*Aim of the exercise:*
Give the listing again character for character, but drop the images.

※ ※ ※

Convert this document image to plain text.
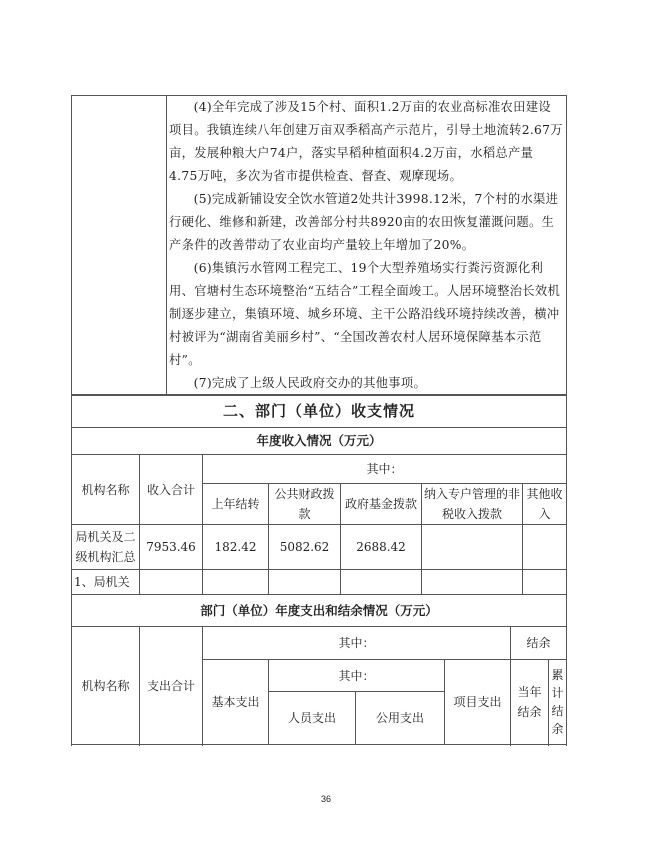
(4)全年完成了涉及15个村、面积1.2万亩的农业高标准农田建设项目。我镇连续八年创建万亩双季稻高产示范片，引导土地流转2.67万亩，发展种粮大户74户，落实早稻种植面积4.2万亩，水稻总产量 4.75万吨，多次为省市提供检查、督查、观摩现场。

(5)完成新铺设安全饮水管道2处共计3998.12米，7个村的水渠进行硬化、维修和新建，改善部分村共8920亩的农田恢复灌溉问题。生产条件的改善带动了农业亩均产量较上年增加了20%。

(6)集镇污水管网工程完工、19个大型养殖场实行粪污资源化利用、官塘村生态环境整治“五结合”工程全面竣工。人居环境整治长效机制逐步建立，集镇环境、城乡环境、主干公路沿线环境持续改善，横冲村被评为“湖南省美丽乡村”、“全国改善农村人居环境保障基本示范村”。

(7)完成了上级人民政府交办的其他事项。

二、部门（单位）收支情况						
年度收入情况（万元）						
机构名称	收入合计	其中：				
		上年结转	公共财政拨款	政府基金拨款	纳入专户管理的非税收入拨款	其他收入
局机关及二级机构汇总	7953.46	182.42	5082.62	2688.42		
1、局机关						
部门（单位）年度支出和结余情况（万元）							
机构名称	支出合计	其中：				结余	
		基本支出	其中：		项目支出	当年结余	累计结余
			人员支出	公用支出			

36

※ ※ ※

*Result for this task:*
Convert this document image to plain text.
(4)全年完成了涉及15个村、面积1.2万亩的农业高标准农田建设项目。我镇连续八年创建万亩双季稻高产示范片，引导土地流转2.67万亩，发展种粮大户74户，落实早稻种植面积4.2万亩，水稻总产量 4.75万吨，多次为省市提供检查、督查、观摩现场。

(5)完成新铺设安全饮水管道2处共计3998.12米，7个村的水渠进行硬化、维修和新建，改善部分村共8920亩的农田恢复灌溉问题。生产条件的改善带动了农业亩均产量较上年增加了20%。

(6)集镇污水管网工程完工、19个大型养殖场实行粪污资源化利用、官塘村生态环境整治“五结合”工程全面竣工。人居环境整治长效机制逐步建立，集镇环境、城乡环境、主干公路沿线环境持续改善，横冲村被评为“湖南省美丽乡村”、“全国改善农村人居环境保障基本示范村”。

(7)完成了上级人民政府交办的其他事项。

二、部门（单位）收支情况						
年度收入情况（万元）						
机构名称	收入合计	其中：				
		上年结转	公共财政拨款	政府基金拨款	纳入专户管理的非税收入拨款	其他收入
局机关及二级机构汇总	7953.46	182.42	5082.62	2688.42		
1、局机关						
部门（单位）年度支出和结余情况（万元）							
机构名称	支出合计	其中：				结余	
		基本支出	其中：		项目支出	当年结余	累计结余
			人员支出	公用支出			

36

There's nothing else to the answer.